Quote each record exactly, please, leaving none out.

>>>>

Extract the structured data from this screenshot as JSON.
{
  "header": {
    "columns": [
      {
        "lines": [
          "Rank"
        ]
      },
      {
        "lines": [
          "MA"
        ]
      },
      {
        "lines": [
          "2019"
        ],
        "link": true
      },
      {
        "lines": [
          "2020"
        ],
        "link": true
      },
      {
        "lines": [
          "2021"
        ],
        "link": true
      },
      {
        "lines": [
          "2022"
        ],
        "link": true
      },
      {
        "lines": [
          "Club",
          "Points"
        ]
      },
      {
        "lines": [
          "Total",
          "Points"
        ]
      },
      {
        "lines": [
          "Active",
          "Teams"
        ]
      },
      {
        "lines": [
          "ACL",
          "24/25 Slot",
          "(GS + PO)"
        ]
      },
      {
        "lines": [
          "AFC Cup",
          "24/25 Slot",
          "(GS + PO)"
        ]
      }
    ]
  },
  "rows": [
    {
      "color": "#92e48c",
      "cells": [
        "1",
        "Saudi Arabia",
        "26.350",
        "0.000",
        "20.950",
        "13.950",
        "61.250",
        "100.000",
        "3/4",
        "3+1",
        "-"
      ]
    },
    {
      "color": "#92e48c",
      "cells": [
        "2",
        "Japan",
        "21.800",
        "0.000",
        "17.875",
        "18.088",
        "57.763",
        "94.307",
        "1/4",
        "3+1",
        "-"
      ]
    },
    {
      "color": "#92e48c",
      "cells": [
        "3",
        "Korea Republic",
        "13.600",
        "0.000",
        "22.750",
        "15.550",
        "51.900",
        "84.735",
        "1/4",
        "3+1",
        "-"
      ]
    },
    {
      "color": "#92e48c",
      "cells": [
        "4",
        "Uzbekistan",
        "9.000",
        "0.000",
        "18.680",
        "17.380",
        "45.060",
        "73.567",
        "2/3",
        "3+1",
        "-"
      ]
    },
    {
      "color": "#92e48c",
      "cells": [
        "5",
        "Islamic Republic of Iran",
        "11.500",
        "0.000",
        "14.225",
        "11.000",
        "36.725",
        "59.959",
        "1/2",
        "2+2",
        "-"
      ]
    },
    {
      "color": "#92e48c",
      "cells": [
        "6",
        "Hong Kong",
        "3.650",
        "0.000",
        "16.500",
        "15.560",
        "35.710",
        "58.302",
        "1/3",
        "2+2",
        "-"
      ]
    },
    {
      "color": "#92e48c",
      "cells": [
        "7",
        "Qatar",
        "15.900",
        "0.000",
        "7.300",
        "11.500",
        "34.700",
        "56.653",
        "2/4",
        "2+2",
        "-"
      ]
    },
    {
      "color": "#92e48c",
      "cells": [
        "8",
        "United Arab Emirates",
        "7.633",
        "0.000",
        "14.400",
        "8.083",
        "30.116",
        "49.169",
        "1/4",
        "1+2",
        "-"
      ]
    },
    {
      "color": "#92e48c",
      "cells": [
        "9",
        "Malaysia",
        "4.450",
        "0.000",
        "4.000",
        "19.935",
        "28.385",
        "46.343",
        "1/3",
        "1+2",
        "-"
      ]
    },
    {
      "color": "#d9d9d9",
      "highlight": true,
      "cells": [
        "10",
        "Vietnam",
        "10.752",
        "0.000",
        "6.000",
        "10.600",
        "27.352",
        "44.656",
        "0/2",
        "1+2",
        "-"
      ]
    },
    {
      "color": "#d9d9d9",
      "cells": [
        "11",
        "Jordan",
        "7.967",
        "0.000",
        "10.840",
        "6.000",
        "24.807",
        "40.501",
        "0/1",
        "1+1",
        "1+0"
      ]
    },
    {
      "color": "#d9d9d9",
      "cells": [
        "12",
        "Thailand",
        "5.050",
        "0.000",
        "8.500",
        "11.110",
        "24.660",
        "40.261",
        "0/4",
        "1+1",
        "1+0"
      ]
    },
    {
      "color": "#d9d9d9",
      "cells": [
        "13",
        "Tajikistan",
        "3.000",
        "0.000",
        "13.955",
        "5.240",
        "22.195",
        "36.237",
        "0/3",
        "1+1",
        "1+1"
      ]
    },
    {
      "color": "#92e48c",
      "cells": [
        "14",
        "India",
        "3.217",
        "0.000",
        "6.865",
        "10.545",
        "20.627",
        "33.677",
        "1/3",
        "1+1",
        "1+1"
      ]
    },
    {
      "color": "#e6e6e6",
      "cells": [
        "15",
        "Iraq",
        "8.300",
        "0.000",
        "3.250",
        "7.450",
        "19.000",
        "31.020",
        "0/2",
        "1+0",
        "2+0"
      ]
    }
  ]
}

<<<<

### WRITTEN REPLY
Extract the structured data from this screenshot as JSON.
{
  "header": {
    "columns": [
      {
        "lines": [
          "Rank"
        ]
      },
      {
        "lines": [
          "MA"
        ]
      },
      {
        "lines": [
          "2019"
        ],
        "link": true
      },
      {
        "lines": [
          "2020"
        ],
        "link": true
      },
      {
        "lines": [
          "2021"
        ],
        "link": true
      },
      {
        "lines": [
          "2022"
        ],
        "link": true
      },
      {
        "lines": [
          "Club",
          "Points"
        ]
      },
      {
        "lines": [
          "Total",
          "Points"
        ]
      },
      {
        "lines": [
          "Active",
          "Teams"
        ]
      },
      {
        "lines": [
          "ACL",
          "24/25 Slot",
          "(GS + PO)"
        ]
      },
      {
        "lines": [
          "AFC Cup",
          "24/25 Slot",
          "(GS + PO)"
        ]
      }
    ]
  },
  "rows": [
    {
      "color": "#92e48c",
      "cells": [
        "1",
        "Saudi Arabia",
        "26.350",
        "0.000",
        "20.950",
        "13.950",
        "61.250",
        "100.000",
        "3/4",
        "3+1",
        "-"
      ]
    },
    {
      "color": "#92e48c",
      "cells": [
        "2",
        "Japan",
        "21.800",
        "0.000",
        "17.875",
        "18.088",
        "57.763",
        "94.307",
        "1/4",
        "3+1",
        "-"
      ]
    },
    {
      "color": "#92e48c",
      "cells": [
        "3",
        "Korea Republic",
        "13.600",
        "0.000",
        "22.750",
        "15.550",
        "51.900",
        "84.735",
        "1/4",
        "3+1",
        "-"
      ]
    },
    {
      "color": "#92e48c",
      "cells": [
        "4",
        "Uzbekistan",
        "9.000",
        "0.000",
        "18.680",
        "17.380",
        "45.060",
        "73.567",
        "2/3",
        "3+1",
        "-"
      ]
    },
    {
      "color": "#92e48c",
      "cells": [
        "5",
        "Islamic Republic of Iran",
        "11.500",
        "0.000",
        "14.225",
        "11.000",
        "36.725",
        "59.959",
        "1/2",
        "2+2",
        "-"
      ]
    },
    {
      "color": "#92e48c",
      "cells": [
        "6",
        "Hong Kong",
        "3.650",
        "0.000",
        "16.500",
        "15.560",
        "35.710",
        "58.302",
        "1/3",
        "2+2",
        "-"
      ]
    },
    {
      "color": "#92e48c",
      "cells": [
        "7",
        "Qatar",
        "15.900",
        "0.000",
        "7.300",
        "11.500",
        "34.700",
        "56.653",
        "2/4",
        "2+2",
        "-"
      ]
    },
    {
      "color": "#92e48c",
      "cells": [
        "8",
        "United Arab Emirates",
        "7.633",
        "0.000",
        "14.400",
        "8.083",
        "30.116",
        "49.169",
        "1/4",
        "1+2",
        "-"
      ]
    },
    {
      "color": "#92e48c",
      "cells": [
        "9",
        "Malaysia",
        "4.450",
        "0.000",
        "4.000",
        "19.935",
        "28.385",
        "46.343",
        "1/3",
        "1+2",
        "-"
      ]
    },
    {
      "color": "#d9d9d9",
      "highlight": true,
      "cells": [
        "10",
        "Vietnam",
        "10.752",
        "0.000",
        "6.000",
        "10.600",
        "27.352",
        "44.656",
        "0/2",
        "1+2",
        "-"
      ]
    },
    {
      "color": "#d9d9d9",
      "cells": [
        "11",
        "Jordan",
        "7.967",
        "0.000",
        "10.840",
        "6.000",
        "24.807",
        "40.501",
        "0/1",
        "1+1",
        "1+0"
      ]
    },
    {
      "color": "#d9d9d9",
      "cells": [
        "12",
        "Thailand",
        "5.050",
        "0.000",
        "8.500",
        "11.110",
        "24.660",
        "40.261",
        "0/4",
        "1+1",
        "1+0"
      ]
    },
    {
      "color": "#d9d9d9",
      "cells": [
        "13",
        "Tajikistan",
        "3.000",
        "0.000",
        "13.955",
        "5.240",
        "22.195",
        "36.237",
        "0/3",
        "1+1",
        "1+1"
      ]
    },
    {
      "color": "#92e48c",
      "cells": [
        "14",
        "India",
        "3.217",
        "0.000",
        "6.865",
        "10.545",
        "20.627",
        "33.677",
        "1/3",
        "1+1",
        "1+1"
      ]
    },
    {
      "color": "#e6e6e6",
      "cells": [
        "15",
        "Iraq",
        "8.300",
        "0.000",
        "3.250",
        "7.450",
        "19.000",
        "31.020",
        "0/2",
        "1+0",
        "2+0"
      ]
    }
  ]
}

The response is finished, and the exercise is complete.